[Dataset records on visual material]
----------

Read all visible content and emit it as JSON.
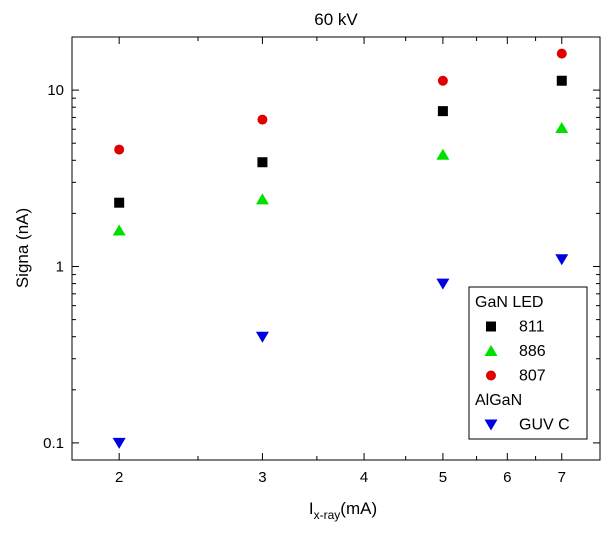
{
  "chart_data": {
    "type": "scatter",
    "title": "60 kV",
    "xlabel": {
      "main": "I",
      "sub": "x-ray",
      "unit": "(mA)"
    },
    "ylabel": "Signa (nA)",
    "xscale": "log",
    "yscale": "log",
    "xlim": [
      1.75,
      7.8
    ],
    "ylim": [
      0.08,
      20
    ],
    "xticks": [
      2,
      3,
      4,
      5,
      6,
      7
    ],
    "xtick_labels": [
      "2",
      "3",
      "4",
      "5",
      "6",
      "7"
    ],
    "yticks": [
      0.1,
      1,
      10
    ],
    "ytick_labels": [
      "0.1",
      "1",
      "10"
    ],
    "grid": false,
    "legend_position": "bottom-right",
    "legend": {
      "groups": [
        {
          "heading": "GaN LED",
          "series_indices": [
            0,
            1,
            2
          ]
        },
        {
          "heading": "AlGaN",
          "series_indices": [
            3
          ]
        }
      ]
    },
    "series": [
      {
        "name": "811",
        "marker": "square",
        "color": "#000000",
        "x": [
          2,
          3,
          5,
          7
        ],
        "y": [
          2.3,
          3.9,
          7.6,
          11.3
        ]
      },
      {
        "name": "886",
        "marker": "triangle-up",
        "color": "#00e000",
        "x": [
          2,
          3,
          5,
          7
        ],
        "y": [
          1.6,
          2.4,
          4.3,
          6.1
        ]
      },
      {
        "name": "807",
        "marker": "circle",
        "color": "#e00000",
        "x": [
          2,
          3,
          5,
          7
        ],
        "y": [
          4.6,
          6.8,
          11.3,
          16.1
        ]
      },
      {
        "name": "GUV C",
        "marker": "triangle-down",
        "color": "#0000e0",
        "x": [
          2,
          3,
          5,
          7
        ],
        "y": [
          0.1,
          0.4,
          0.8,
          1.1
        ]
      }
    ]
  }
}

----------

EXERCISE INSTRUCTIONS: Quote the records above in full, dropping each picture.

ANSWER TO THIS EXERCISE:
Read all visible content and emit it as JSON.
{
  "chart_data": {
    "type": "scatter",
    "title": "60 kV",
    "xlabel": {
      "main": "I",
      "sub": "x-ray",
      "unit": "(mA)"
    },
    "ylabel": "Signa (nA)",
    "xscale": "log",
    "yscale": "log",
    "xlim": [
      1.75,
      7.8
    ],
    "ylim": [
      0.08,
      20
    ],
    "xticks": [
      2,
      3,
      4,
      5,
      6,
      7
    ],
    "xtick_labels": [
      "2",
      "3",
      "4",
      "5",
      "6",
      "7"
    ],
    "yticks": [
      0.1,
      1,
      10
    ],
    "ytick_labels": [
      "0.1",
      "1",
      "10"
    ],
    "grid": false,
    "legend_position": "bottom-right",
    "legend": {
      "groups": [
        {
          "heading": "GaN LED",
          "series_indices": [
            0,
            1,
            2
          ]
        },
        {
          "heading": "AlGaN",
          "series_indices": [
            3
          ]
        }
      ]
    },
    "series": [
      {
        "name": "811",
        "marker": "square",
        "color": "#000000",
        "x": [
          2,
          3,
          5,
          7
        ],
        "y": [
          2.3,
          3.9,
          7.6,
          11.3
        ]
      },
      {
        "name": "886",
        "marker": "triangle-up",
        "color": "#00e000",
        "x": [
          2,
          3,
          5,
          7
        ],
        "y": [
          1.6,
          2.4,
          4.3,
          6.1
        ]
      },
      {
        "name": "807",
        "marker": "circle",
        "color": "#e00000",
        "x": [
          2,
          3,
          5,
          7
        ],
        "y": [
          4.6,
          6.8,
          11.3,
          16.1
        ]
      },
      {
        "name": "GUV C",
        "marker": "triangle-down",
        "color": "#0000e0",
        "x": [
          2,
          3,
          5,
          7
        ],
        "y": [
          0.1,
          0.4,
          0.8,
          1.1
        ]
      }
    ]
  }
}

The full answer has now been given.